• Description of the task: Select the lines that hold the word "count" and copy each one.

(Stored records)
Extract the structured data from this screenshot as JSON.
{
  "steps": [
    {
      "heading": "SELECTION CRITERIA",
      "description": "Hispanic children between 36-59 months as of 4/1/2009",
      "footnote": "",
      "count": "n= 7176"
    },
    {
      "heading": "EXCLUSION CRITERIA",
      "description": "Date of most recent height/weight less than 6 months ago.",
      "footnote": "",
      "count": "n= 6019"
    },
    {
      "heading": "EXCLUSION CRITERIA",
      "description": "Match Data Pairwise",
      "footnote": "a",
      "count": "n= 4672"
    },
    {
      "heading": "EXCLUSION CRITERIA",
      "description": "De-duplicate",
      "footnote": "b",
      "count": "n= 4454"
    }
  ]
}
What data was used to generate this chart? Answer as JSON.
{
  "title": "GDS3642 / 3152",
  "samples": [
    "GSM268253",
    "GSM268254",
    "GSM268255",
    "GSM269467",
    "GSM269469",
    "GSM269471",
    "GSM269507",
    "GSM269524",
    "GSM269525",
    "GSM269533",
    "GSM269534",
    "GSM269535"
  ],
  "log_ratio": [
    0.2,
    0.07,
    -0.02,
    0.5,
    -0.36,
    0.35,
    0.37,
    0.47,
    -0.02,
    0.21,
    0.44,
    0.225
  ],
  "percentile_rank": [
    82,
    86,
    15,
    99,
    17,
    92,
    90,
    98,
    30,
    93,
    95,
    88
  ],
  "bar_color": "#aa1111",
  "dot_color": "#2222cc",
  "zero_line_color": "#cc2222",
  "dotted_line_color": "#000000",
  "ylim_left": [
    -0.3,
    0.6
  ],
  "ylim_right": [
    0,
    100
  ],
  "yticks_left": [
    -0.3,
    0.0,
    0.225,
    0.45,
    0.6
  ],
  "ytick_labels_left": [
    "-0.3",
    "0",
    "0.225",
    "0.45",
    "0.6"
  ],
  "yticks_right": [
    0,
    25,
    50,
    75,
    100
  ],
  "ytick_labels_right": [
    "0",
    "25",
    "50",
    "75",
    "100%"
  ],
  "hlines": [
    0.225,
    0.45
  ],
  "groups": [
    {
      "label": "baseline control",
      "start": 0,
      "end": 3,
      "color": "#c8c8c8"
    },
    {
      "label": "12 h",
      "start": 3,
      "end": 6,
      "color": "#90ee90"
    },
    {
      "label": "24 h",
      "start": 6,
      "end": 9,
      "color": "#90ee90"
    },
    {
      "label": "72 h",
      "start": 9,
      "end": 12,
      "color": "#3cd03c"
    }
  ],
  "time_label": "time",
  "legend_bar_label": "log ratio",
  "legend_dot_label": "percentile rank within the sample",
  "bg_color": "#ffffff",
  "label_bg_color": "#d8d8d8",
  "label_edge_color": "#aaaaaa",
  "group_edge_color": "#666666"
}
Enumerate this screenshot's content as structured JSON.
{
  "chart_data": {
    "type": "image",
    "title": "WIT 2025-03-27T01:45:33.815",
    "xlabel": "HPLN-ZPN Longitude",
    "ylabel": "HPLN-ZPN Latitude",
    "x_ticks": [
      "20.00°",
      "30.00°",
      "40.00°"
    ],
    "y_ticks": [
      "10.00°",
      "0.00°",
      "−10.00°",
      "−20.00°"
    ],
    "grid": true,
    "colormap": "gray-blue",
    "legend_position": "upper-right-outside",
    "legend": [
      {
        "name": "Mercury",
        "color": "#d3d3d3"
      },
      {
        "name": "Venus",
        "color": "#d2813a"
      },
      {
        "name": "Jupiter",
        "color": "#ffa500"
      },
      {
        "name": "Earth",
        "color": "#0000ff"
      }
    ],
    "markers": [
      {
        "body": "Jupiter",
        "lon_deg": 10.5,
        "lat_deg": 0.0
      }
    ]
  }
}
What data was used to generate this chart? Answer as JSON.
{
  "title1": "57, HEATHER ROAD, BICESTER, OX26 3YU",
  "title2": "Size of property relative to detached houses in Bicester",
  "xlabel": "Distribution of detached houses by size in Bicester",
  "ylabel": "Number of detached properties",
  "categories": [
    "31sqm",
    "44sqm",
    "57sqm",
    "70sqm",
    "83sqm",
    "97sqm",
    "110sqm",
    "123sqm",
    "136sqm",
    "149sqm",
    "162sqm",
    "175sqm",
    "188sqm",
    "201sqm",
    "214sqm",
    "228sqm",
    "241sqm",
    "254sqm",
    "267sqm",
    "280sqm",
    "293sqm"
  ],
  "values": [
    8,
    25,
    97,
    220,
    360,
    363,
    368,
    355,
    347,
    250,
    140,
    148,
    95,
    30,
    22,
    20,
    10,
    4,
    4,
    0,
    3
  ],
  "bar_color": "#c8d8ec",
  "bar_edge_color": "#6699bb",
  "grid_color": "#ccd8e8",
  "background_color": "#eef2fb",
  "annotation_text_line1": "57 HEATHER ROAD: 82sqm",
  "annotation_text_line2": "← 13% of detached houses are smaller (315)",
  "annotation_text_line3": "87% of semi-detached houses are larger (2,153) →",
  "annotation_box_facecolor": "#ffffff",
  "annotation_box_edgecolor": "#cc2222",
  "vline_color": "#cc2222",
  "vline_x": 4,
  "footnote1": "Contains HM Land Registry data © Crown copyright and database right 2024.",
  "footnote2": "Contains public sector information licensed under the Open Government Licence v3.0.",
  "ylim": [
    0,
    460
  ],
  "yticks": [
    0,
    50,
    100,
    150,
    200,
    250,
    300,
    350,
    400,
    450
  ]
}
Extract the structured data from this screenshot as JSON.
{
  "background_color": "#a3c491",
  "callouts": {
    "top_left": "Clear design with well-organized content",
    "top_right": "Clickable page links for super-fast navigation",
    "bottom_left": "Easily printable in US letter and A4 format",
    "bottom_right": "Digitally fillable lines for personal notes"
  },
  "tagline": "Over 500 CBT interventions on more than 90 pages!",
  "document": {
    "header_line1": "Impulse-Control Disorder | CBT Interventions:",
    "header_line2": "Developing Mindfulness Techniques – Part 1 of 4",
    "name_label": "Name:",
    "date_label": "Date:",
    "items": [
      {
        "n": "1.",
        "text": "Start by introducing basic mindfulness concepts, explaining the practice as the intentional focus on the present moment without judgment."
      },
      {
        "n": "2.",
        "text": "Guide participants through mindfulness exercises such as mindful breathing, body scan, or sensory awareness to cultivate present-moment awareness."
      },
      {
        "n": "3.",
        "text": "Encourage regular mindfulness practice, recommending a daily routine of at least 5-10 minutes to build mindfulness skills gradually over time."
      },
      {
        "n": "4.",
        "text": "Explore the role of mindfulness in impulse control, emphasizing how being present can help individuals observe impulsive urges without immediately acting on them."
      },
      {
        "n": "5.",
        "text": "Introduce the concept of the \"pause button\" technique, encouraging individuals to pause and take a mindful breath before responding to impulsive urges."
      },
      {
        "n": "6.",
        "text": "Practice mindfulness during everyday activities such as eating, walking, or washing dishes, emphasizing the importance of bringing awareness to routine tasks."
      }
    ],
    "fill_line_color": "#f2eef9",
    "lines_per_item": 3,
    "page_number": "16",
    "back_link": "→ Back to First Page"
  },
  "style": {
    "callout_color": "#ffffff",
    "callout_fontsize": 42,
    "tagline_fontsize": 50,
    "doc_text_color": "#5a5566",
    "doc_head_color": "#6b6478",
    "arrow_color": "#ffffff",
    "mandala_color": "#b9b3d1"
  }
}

• Task output:
      "count": "n= 7176"
      "count": "n= 6019"
      "count": "n= 4672"
      "count": "n= 4454"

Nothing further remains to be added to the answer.